▸ **WHAT YOU SHOULD DO**: Find the word "omnibus" in the listing; pull out each line holding it.

Excerpt from a dataset:
◆ ◆ ◆ ◆ ◆
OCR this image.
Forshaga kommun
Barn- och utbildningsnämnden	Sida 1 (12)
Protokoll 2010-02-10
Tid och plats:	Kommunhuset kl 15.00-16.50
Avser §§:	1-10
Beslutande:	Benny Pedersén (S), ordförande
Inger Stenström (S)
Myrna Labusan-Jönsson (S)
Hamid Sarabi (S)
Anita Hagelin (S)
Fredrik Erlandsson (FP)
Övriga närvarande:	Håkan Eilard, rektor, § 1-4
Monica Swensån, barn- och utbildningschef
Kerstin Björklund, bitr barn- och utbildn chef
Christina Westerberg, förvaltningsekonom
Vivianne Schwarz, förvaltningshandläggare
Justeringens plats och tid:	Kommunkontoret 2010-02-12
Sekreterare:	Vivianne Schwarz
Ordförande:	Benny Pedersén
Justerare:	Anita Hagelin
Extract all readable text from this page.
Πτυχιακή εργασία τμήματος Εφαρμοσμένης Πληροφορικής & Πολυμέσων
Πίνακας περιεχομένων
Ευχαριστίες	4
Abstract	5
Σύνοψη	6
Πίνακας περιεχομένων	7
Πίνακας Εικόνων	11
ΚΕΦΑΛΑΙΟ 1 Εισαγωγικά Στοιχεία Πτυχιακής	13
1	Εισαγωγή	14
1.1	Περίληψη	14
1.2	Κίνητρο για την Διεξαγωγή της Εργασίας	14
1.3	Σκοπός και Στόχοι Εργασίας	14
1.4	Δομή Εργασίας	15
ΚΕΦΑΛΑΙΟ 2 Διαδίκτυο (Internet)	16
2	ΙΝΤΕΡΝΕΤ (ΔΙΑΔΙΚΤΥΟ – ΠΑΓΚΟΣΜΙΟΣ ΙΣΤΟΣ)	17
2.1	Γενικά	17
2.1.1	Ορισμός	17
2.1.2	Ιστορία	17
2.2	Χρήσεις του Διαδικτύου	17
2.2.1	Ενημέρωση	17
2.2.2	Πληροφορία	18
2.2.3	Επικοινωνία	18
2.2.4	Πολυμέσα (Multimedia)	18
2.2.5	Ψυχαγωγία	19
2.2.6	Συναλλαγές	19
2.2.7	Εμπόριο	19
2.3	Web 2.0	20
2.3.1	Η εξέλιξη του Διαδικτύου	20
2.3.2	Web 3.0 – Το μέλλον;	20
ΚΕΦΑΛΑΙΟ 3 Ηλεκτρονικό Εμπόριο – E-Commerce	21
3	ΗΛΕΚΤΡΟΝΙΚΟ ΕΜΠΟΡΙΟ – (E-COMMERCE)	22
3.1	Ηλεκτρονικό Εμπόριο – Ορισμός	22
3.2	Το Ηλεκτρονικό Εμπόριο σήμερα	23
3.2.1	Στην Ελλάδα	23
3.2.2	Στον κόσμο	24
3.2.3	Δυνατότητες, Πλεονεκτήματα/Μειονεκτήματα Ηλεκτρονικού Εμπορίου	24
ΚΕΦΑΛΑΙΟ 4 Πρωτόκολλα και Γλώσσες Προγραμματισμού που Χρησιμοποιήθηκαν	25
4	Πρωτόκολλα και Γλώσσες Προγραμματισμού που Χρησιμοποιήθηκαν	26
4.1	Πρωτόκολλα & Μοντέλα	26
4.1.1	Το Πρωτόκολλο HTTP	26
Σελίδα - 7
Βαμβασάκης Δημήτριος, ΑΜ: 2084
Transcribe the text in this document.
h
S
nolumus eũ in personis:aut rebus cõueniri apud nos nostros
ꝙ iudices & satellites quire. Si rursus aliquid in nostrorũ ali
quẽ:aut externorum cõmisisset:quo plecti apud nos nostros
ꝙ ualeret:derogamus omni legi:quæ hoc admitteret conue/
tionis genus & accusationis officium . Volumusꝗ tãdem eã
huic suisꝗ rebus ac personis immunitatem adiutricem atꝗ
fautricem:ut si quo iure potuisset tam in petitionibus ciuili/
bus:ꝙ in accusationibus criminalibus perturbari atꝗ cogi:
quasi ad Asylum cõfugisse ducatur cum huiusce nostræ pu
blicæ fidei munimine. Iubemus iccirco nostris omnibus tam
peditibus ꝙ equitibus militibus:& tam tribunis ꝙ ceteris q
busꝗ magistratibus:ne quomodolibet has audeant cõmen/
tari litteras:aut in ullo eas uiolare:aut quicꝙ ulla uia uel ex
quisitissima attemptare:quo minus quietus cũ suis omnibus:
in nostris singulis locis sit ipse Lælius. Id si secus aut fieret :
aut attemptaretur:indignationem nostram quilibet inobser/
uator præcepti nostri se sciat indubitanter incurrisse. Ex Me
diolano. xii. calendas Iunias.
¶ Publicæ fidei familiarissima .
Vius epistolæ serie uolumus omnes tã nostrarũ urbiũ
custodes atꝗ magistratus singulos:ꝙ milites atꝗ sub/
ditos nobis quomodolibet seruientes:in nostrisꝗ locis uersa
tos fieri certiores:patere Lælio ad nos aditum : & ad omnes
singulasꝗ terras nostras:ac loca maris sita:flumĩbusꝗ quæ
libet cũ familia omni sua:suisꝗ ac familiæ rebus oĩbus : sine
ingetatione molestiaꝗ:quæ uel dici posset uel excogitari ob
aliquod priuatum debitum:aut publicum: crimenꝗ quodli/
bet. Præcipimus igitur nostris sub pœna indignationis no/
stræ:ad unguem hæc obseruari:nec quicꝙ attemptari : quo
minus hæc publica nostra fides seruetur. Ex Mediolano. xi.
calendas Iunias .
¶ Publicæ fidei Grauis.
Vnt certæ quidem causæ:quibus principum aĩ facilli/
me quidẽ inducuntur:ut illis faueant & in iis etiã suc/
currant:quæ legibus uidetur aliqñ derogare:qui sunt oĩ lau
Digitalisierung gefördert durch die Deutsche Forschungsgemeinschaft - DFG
◆ ◆ ◆ ◆ ◆
▸ **SOLUTION TO THIS PROBLEM**:
blicæ fidei munimine. Iubemus iccirco nostris omnibus tam
quisitissima attemptare:quo minus quietus cũ suis omnibus:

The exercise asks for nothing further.